**Task to carry out:** Report every line in the listing below where the string "month" shows up.
** start of Excerpted records **
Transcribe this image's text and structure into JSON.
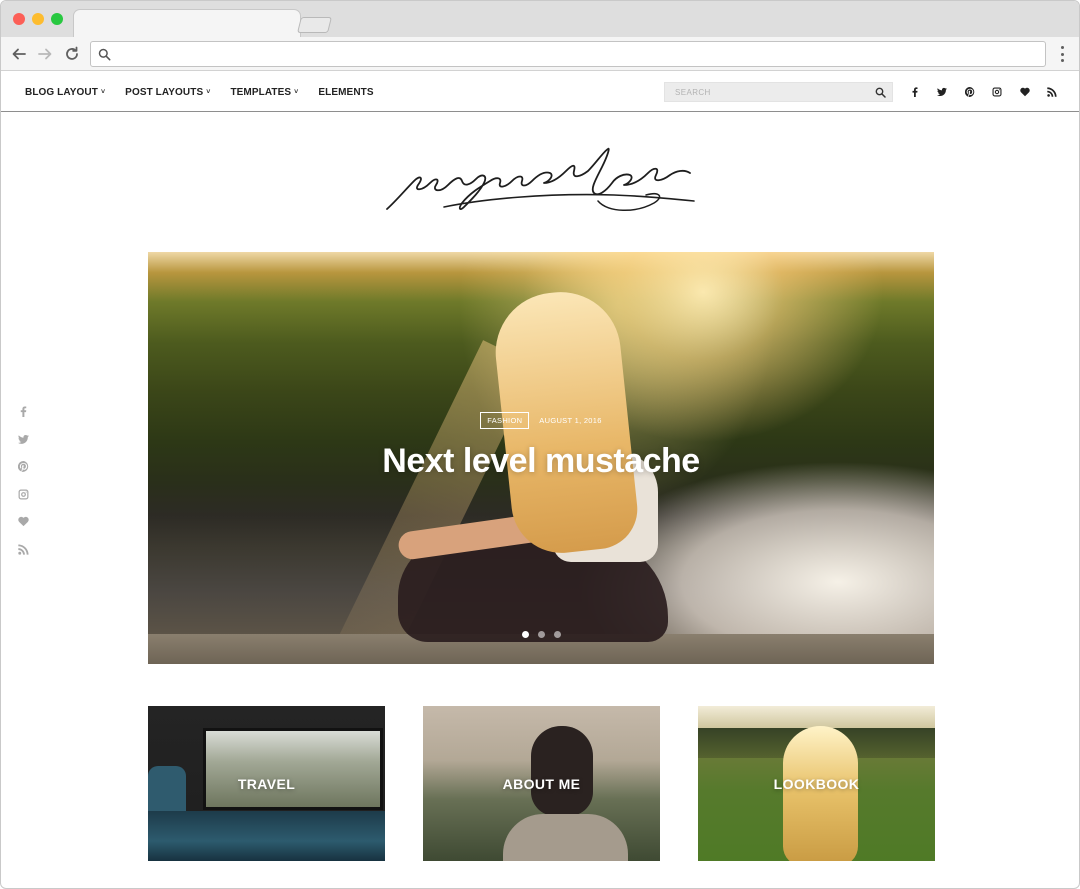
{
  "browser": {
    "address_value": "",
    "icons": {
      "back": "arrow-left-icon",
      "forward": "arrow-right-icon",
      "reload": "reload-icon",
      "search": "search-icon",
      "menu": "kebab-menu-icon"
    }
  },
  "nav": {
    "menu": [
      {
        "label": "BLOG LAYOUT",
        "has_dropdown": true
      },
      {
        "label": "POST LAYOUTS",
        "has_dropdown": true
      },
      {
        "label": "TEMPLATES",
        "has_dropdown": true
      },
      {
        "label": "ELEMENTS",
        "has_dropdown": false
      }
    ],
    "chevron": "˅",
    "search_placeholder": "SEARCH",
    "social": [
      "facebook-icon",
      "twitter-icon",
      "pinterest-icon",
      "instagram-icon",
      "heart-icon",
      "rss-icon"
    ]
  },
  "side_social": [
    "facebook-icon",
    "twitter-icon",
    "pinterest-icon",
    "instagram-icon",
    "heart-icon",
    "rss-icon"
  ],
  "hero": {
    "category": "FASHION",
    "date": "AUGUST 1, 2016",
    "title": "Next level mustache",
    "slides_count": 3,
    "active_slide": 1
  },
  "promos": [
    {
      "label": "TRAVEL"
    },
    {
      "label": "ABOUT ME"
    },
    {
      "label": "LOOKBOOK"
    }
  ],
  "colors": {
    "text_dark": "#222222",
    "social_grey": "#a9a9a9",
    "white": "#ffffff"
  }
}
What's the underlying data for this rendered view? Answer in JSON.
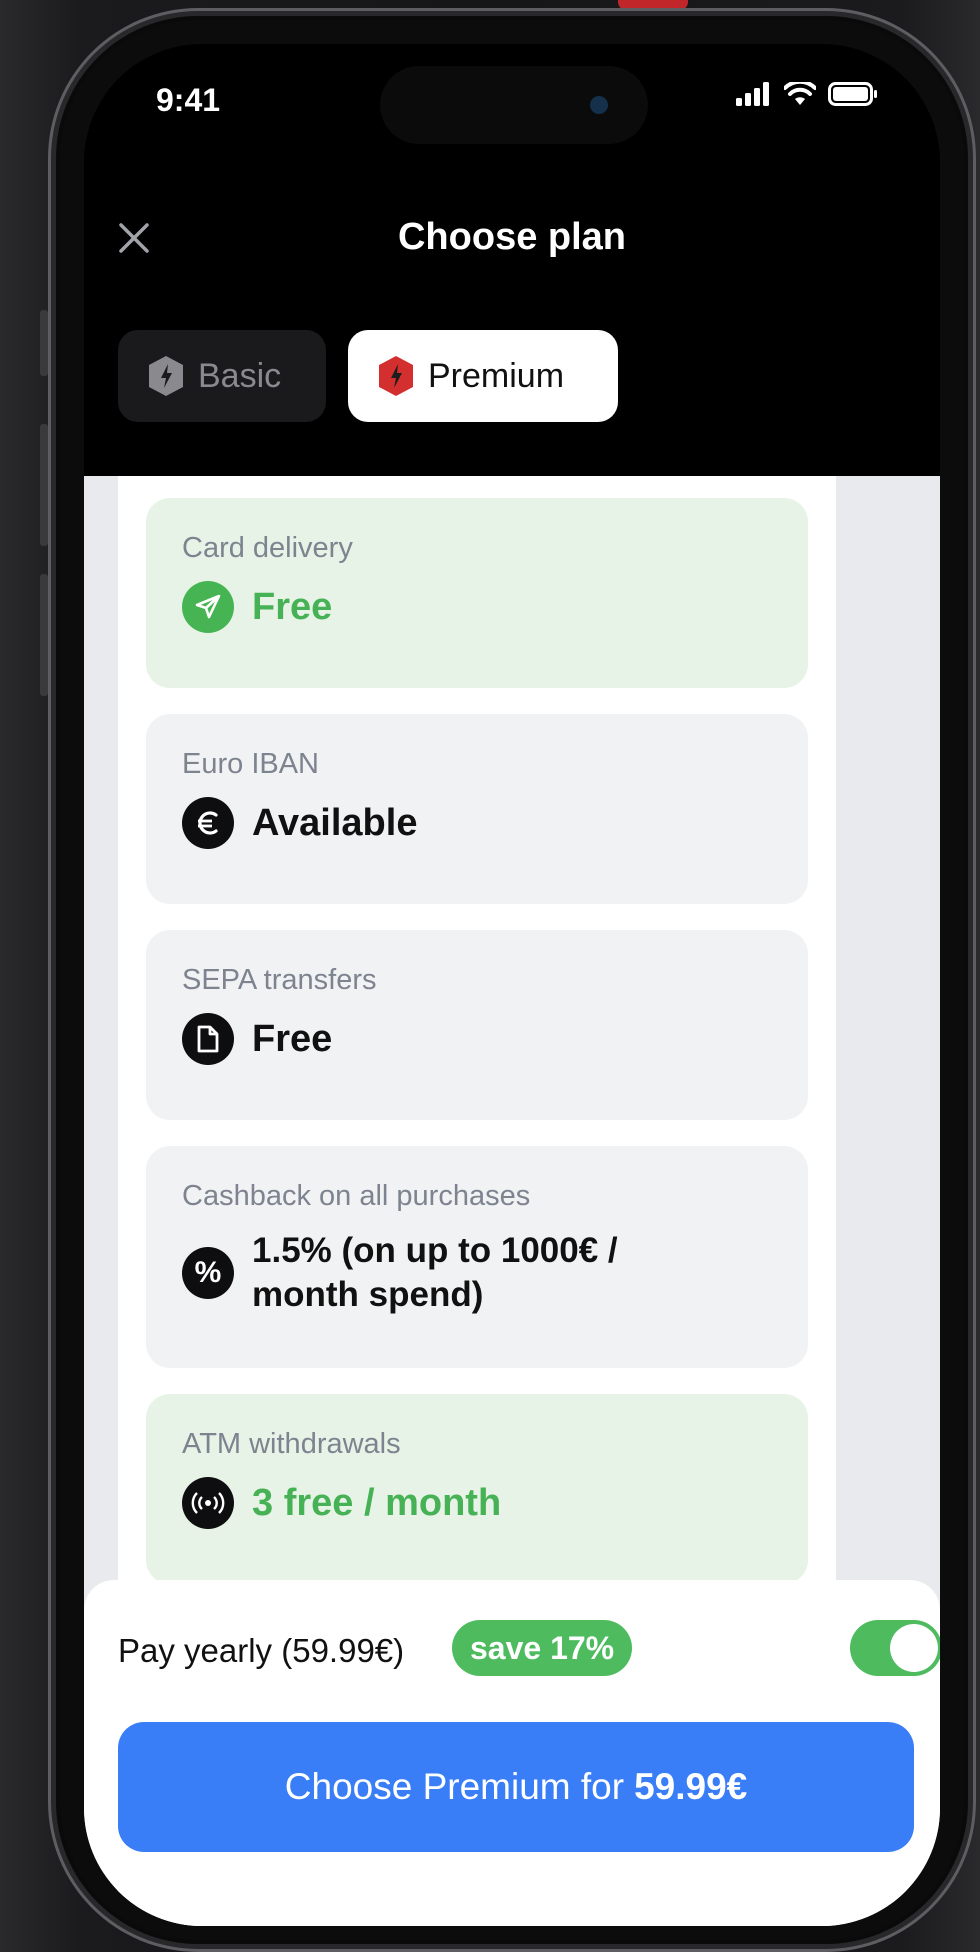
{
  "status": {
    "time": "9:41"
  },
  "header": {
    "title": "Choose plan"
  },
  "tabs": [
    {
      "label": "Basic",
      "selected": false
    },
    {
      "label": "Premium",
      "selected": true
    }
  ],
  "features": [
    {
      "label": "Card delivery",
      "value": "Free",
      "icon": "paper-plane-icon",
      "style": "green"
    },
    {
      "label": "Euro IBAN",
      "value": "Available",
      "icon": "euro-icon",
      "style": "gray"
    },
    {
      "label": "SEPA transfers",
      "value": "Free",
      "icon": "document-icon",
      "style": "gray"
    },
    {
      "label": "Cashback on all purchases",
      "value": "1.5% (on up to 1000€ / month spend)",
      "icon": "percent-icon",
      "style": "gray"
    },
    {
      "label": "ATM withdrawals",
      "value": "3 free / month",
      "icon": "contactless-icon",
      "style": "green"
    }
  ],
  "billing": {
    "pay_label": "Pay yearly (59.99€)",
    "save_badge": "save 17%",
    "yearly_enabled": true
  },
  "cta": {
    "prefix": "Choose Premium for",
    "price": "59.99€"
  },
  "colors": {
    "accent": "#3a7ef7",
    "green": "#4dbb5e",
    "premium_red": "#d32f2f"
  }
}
** end of Excerpted records **
** start of Excerpted records **
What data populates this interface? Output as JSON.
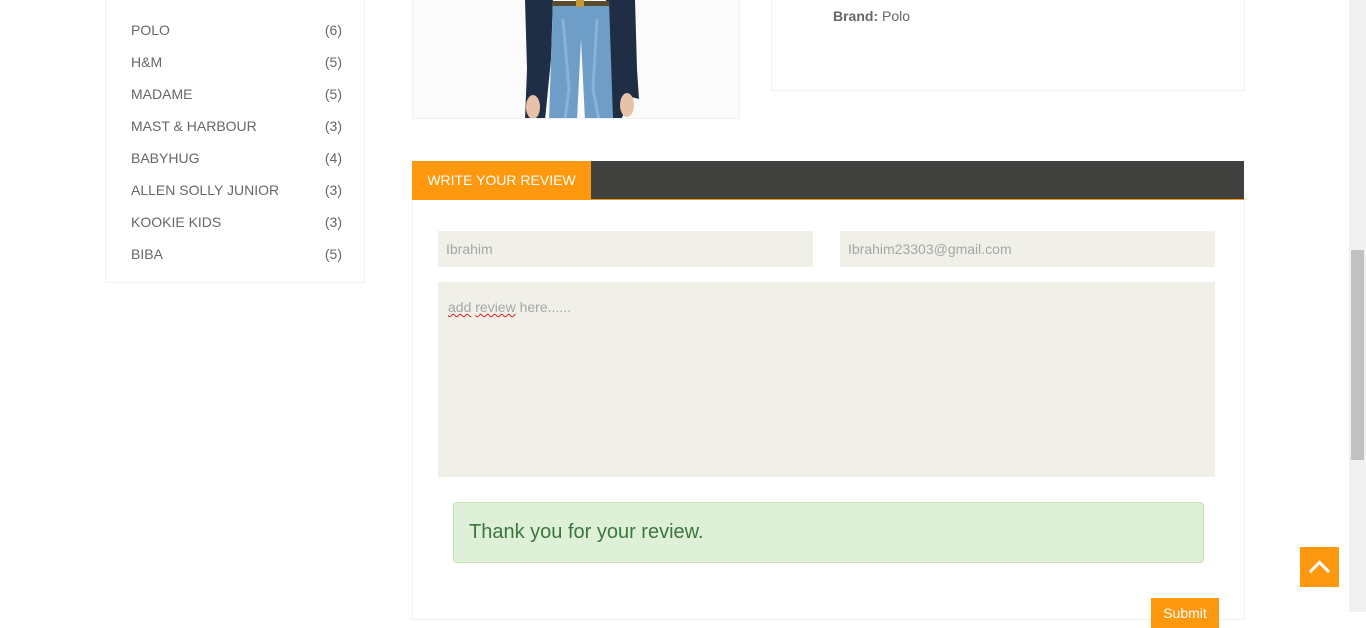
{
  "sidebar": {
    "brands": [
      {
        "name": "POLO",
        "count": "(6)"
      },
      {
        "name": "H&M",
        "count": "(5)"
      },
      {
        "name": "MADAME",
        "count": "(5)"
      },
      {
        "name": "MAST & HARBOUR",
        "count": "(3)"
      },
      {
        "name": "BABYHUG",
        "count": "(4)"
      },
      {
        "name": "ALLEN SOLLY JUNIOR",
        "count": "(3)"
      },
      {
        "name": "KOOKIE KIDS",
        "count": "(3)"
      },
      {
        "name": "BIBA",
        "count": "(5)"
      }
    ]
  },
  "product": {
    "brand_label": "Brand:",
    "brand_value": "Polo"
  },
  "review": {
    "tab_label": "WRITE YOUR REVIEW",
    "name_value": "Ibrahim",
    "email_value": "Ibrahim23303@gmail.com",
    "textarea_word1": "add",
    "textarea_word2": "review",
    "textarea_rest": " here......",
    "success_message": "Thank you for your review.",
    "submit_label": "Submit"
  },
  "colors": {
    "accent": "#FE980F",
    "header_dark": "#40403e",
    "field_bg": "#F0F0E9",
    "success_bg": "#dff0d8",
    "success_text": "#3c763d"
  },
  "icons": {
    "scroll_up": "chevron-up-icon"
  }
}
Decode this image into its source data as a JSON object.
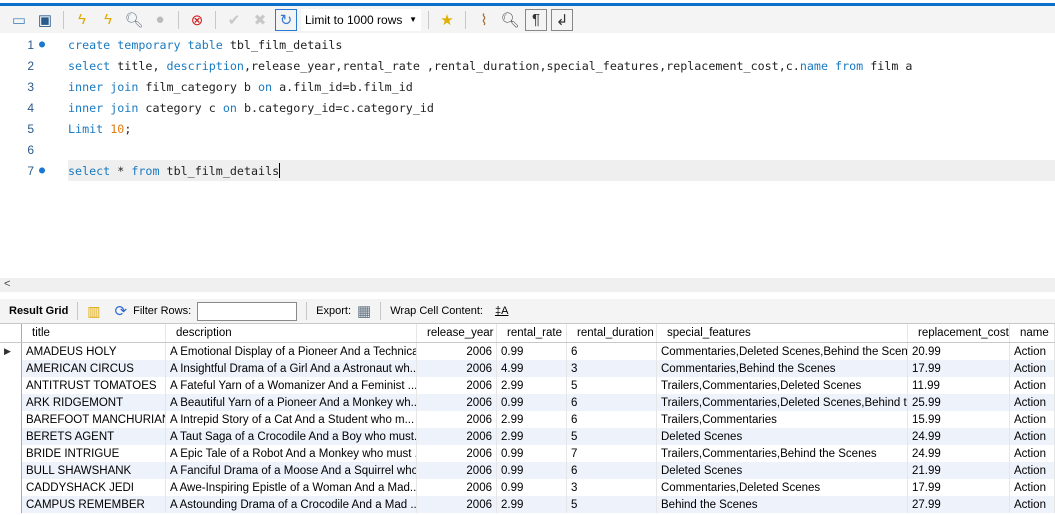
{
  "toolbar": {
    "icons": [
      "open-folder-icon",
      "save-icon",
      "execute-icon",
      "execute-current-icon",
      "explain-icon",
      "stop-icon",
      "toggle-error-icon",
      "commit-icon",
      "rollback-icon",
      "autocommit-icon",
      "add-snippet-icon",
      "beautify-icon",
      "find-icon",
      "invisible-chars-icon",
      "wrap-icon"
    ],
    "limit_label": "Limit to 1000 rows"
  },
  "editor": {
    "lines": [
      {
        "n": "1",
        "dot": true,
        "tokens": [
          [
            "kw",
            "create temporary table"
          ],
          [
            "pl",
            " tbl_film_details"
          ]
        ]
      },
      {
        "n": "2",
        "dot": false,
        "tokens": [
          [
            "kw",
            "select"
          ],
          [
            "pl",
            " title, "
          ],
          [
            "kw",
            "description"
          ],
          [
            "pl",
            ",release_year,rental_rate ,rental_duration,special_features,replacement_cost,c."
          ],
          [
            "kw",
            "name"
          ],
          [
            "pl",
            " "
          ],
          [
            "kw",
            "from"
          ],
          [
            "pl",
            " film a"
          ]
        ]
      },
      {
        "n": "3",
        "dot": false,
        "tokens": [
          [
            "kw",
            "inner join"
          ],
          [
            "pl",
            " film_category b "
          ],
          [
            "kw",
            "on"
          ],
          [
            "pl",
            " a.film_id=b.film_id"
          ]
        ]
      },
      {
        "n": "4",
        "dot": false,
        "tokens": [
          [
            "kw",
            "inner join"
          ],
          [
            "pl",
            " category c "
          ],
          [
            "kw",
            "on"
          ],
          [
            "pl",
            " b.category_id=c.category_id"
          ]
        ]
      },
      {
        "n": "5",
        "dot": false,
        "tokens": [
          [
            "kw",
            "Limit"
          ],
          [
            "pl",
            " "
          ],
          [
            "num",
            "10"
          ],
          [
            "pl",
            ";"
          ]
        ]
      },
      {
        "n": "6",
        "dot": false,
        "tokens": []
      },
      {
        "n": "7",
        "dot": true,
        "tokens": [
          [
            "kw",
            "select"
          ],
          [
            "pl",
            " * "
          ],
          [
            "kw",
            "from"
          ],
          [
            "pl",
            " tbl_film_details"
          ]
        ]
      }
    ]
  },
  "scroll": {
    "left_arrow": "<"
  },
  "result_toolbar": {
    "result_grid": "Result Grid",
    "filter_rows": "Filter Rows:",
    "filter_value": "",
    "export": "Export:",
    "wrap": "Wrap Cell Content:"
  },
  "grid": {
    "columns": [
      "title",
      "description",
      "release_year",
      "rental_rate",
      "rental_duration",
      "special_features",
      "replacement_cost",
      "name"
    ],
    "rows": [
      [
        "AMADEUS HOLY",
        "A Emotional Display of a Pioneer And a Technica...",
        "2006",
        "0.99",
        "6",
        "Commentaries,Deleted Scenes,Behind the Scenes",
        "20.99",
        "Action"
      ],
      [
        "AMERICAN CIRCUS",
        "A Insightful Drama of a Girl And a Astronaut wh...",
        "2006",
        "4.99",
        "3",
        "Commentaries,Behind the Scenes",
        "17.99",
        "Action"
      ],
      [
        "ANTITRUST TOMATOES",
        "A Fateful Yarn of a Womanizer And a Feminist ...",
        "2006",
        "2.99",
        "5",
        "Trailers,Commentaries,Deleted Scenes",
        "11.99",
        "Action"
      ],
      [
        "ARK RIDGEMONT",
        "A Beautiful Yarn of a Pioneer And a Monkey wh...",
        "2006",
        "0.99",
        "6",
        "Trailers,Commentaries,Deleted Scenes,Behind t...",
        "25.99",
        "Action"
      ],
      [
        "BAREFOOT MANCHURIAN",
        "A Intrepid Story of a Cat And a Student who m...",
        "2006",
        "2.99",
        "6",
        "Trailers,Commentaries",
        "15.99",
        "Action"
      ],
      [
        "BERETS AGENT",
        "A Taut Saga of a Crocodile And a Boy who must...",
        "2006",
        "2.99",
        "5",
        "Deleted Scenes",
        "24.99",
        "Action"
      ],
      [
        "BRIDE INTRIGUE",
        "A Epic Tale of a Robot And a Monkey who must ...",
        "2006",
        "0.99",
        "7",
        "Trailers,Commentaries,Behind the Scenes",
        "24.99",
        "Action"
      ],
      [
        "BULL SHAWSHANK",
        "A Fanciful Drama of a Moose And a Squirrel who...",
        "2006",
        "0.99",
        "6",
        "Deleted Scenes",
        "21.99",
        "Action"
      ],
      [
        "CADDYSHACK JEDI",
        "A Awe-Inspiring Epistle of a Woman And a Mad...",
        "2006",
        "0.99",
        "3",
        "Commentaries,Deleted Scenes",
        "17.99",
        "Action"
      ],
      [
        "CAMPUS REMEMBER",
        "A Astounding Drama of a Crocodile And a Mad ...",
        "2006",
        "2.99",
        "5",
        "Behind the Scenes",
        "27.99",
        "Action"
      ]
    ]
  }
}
** end of Excerpted records **
** start of Excerpted records **
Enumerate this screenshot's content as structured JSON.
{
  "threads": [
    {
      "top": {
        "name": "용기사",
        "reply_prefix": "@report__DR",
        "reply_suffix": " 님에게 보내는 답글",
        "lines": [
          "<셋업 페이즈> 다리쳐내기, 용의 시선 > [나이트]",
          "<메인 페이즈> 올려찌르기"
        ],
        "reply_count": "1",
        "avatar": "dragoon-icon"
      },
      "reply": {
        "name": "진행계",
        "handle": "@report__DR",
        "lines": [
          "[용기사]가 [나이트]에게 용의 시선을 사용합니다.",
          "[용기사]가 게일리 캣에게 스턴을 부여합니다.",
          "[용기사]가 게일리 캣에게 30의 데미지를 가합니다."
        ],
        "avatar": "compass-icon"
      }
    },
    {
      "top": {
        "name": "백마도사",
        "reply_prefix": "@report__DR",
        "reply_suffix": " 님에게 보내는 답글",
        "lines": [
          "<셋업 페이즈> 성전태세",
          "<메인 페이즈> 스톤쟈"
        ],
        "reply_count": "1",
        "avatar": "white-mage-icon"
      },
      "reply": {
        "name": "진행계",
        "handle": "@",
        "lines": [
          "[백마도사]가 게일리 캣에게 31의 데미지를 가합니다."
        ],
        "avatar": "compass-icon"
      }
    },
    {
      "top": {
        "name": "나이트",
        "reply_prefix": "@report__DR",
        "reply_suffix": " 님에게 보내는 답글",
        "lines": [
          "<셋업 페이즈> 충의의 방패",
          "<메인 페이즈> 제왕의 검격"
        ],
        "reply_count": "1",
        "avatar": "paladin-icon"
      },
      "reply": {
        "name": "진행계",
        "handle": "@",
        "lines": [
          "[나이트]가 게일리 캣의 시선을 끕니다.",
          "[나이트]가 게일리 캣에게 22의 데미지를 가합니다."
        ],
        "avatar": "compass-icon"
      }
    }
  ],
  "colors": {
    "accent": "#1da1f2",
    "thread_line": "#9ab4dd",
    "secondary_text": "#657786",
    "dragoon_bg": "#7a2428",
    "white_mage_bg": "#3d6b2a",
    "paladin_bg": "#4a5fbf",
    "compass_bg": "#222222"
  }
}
** end of Excerpted records **
**The reply:**
      "value": "1.5% (on up to 1000€ / month spend)",
      "value": "3 free / month",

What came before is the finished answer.